Records about charts and figures
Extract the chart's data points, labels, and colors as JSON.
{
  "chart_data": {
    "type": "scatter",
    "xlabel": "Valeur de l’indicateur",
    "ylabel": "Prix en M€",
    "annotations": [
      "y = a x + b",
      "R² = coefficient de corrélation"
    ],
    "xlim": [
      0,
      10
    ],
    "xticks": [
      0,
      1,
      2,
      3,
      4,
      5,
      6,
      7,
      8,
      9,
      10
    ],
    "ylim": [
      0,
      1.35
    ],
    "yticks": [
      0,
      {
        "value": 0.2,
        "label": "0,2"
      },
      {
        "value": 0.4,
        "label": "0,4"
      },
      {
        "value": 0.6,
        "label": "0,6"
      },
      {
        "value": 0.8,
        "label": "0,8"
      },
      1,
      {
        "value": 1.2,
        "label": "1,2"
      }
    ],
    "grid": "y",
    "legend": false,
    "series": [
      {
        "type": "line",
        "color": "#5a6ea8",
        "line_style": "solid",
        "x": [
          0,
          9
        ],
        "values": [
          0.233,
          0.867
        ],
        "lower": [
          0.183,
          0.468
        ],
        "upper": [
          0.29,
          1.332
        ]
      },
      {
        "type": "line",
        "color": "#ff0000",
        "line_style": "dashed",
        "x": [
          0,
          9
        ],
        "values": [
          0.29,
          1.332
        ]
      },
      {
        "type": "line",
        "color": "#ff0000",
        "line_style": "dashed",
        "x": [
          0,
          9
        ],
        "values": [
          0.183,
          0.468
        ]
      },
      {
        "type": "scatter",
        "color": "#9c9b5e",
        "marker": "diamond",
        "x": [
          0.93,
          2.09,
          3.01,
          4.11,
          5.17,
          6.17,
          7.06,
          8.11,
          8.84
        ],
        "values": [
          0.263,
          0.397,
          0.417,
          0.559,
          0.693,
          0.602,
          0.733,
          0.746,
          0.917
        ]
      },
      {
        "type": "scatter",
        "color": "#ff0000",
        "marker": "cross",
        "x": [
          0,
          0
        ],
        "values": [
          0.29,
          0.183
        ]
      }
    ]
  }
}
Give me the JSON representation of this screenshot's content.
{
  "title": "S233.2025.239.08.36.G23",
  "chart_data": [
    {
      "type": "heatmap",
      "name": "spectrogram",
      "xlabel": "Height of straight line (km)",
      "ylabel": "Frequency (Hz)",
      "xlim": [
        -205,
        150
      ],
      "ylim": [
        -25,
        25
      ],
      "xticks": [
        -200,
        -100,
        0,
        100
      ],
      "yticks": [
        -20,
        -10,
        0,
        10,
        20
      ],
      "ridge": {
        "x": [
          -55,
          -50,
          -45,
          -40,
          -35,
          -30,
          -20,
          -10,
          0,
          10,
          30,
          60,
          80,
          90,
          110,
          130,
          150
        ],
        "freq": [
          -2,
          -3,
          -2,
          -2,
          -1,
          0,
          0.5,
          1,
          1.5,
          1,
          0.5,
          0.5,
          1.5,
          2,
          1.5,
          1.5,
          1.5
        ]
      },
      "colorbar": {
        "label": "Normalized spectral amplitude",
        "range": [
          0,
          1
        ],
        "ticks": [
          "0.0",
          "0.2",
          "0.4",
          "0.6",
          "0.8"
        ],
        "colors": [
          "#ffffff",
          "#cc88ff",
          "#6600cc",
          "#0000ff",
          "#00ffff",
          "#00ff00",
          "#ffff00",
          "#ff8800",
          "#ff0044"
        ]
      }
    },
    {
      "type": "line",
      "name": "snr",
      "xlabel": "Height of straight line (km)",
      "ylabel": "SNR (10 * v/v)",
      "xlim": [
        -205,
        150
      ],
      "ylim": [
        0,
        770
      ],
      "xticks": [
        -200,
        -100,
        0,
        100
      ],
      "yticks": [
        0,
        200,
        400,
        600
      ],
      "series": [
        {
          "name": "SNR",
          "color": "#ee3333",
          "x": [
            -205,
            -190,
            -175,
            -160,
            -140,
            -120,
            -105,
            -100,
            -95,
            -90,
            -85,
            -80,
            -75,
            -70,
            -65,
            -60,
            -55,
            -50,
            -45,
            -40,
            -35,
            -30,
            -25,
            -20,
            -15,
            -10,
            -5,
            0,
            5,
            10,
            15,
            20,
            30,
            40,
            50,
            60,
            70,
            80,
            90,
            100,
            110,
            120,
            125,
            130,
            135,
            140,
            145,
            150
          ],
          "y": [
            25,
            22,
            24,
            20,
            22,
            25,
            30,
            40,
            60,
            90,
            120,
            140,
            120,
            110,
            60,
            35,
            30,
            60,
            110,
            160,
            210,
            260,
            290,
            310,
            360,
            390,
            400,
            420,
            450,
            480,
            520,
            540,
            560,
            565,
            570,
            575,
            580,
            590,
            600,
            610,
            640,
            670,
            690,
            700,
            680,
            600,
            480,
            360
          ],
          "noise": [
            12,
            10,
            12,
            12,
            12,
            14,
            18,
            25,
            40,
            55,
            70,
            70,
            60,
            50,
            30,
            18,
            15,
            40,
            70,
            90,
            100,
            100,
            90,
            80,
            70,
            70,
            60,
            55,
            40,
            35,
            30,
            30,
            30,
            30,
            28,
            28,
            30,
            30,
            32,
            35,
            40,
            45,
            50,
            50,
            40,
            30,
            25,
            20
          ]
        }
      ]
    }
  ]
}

**YOUR OBJECTIVE:** Give the records above again, word for word.

**EXPECTED ANSWER:**
Extract the chart's data points, labels, and colors as JSON.
{
  "chart_data": {
    "type": "scatter",
    "xlabel": "Valeur de l’indicateur",
    "ylabel": "Prix en M€",
    "annotations": [
      "y = a x + b",
      "R² = coefficient de corrélation"
    ],
    "xlim": [
      0,
      10
    ],
    "xticks": [
      0,
      1,
      2,
      3,
      4,
      5,
      6,
      7,
      8,
      9,
      10
    ],
    "ylim": [
      0,
      1.35
    ],
    "yticks": [
      0,
      {
        "value": 0.2,
        "label": "0,2"
      },
      {
        "value": 0.4,
        "label": "0,4"
      },
      {
        "value": 0.6,
        "label": "0,6"
      },
      {
        "value": 0.8,
        "label": "0,8"
      },
      1,
      {
        "value": 1.2,
        "label": "1,2"
      }
    ],
    "grid": "y",
    "legend": false,
    "series": [
      {
        "type": "line",
        "color": "#5a6ea8",
        "line_style": "solid",
        "x": [
          0,
          9
        ],
        "values": [
          0.233,
          0.867
        ],
        "lower": [
          0.183,
          0.468
        ],
        "upper": [
          0.29,
          1.332
        ]
      },
      {
        "type": "line",
        "color": "#ff0000",
        "line_style": "dashed",
        "x": [
          0,
          9
        ],
        "values": [
          0.29,
          1.332
        ]
      },
      {
        "type": "line",
        "color": "#ff0000",
        "line_style": "dashed",
        "x": [
          0,
          9
        ],
        "values": [
          0.183,
          0.468
        ]
      },
      {
        "type": "scatter",
        "color": "#9c9b5e",
        "marker": "diamond",
        "x": [
          0.93,
          2.09,
          3.01,
          4.11,
          5.17,
          6.17,
          7.06,
          8.11,
          8.84
        ],
        "values": [
          0.263,
          0.397,
          0.417,
          0.559,
          0.693,
          0.602,
          0.733,
          0.746,
          0.917
        ]
      },
      {
        "type": "scatter",
        "color": "#ff0000",
        "marker": "cross",
        "x": [
          0,
          0
        ],
        "values": [
          0.29,
          0.183
        ]
      }
    ]
  }
}
Give me the JSON representation of this screenshot's content.
{
  "title": "S233.2025.239.08.36.G23",
  "chart_data": [
    {
      "type": "heatmap",
      "name": "spectrogram",
      "xlabel": "Height of straight line (km)",
      "ylabel": "Frequency (Hz)",
      "xlim": [
        -205,
        150
      ],
      "ylim": [
        -25,
        25
      ],
      "xticks": [
        -200,
        -100,
        0,
        100
      ],
      "yticks": [
        -20,
        -10,
        0,
        10,
        20
      ],
      "ridge": {
        "x": [
          -55,
          -50,
          -45,
          -40,
          -35,
          -30,
          -20,
          -10,
          0,
          10,
          30,
          60,
          80,
          90,
          110,
          130,
          150
        ],
        "freq": [
          -2,
          -3,
          -2,
          -2,
          -1,
          0,
          0.5,
          1,
          1.5,
          1,
          0.5,
          0.5,
          1.5,
          2,
          1.5,
          1.5,
          1.5
        ]
      },
      "colorbar": {
        "label": "Normalized spectral amplitude",
        "range": [
          0,
          1
        ],
        "ticks": [
          "0.0",
          "0.2",
          "0.4",
          "0.6",
          "0.8"
        ],
        "colors": [
          "#ffffff",
          "#cc88ff",
          "#6600cc",
          "#0000ff",
          "#00ffff",
          "#00ff00",
          "#ffff00",
          "#ff8800",
          "#ff0044"
        ]
      }
    },
    {
      "type": "line",
      "name": "snr",
      "xlabel": "Height of straight line (km)",
      "ylabel": "SNR (10 * v/v)",
      "xlim": [
        -205,
        150
      ],
      "ylim": [
        0,
        770
      ],
      "xticks": [
        -200,
        -100,
        0,
        100
      ],
      "yticks": [
        0,
        200,
        400,
        600
      ],
      "series": [
        {
          "name": "SNR",
          "color": "#ee3333",
          "x": [
            -205,
            -190,
            -175,
            -160,
            -140,
            -120,
            -105,
            -100,
            -95,
            -90,
            -85,
            -80,
            -75,
            -70,
            -65,
            -60,
            -55,
            -50,
            -45,
            -40,
            -35,
            -30,
            -25,
            -20,
            -15,
            -10,
            -5,
            0,
            5,
            10,
            15,
            20,
            30,
            40,
            50,
            60,
            70,
            80,
            90,
            100,
            110,
            120,
            125,
            130,
            135,
            140,
            145,
            150
          ],
          "y": [
            25,
            22,
            24,
            20,
            22,
            25,
            30,
            40,
            60,
            90,
            120,
            140,
            120,
            110,
            60,
            35,
            30,
            60,
            110,
            160,
            210,
            260,
            290,
            310,
            360,
            390,
            400,
            420,
            450,
            480,
            520,
            540,
            560,
            565,
            570,
            575,
            580,
            590,
            600,
            610,
            640,
            670,
            690,
            700,
            680,
            600,
            480,
            360
          ],
          "noise": [
            12,
            10,
            12,
            12,
            12,
            14,
            18,
            25,
            40,
            55,
            70,
            70,
            60,
            50,
            30,
            18,
            15,
            40,
            70,
            90,
            100,
            100,
            90,
            80,
            70,
            70,
            60,
            55,
            40,
            35,
            30,
            30,
            30,
            30,
            28,
            28,
            30,
            30,
            32,
            35,
            40,
            45,
            50,
            50,
            40,
            30,
            25,
            20
          ]
        }
      ]
    }
  ]
}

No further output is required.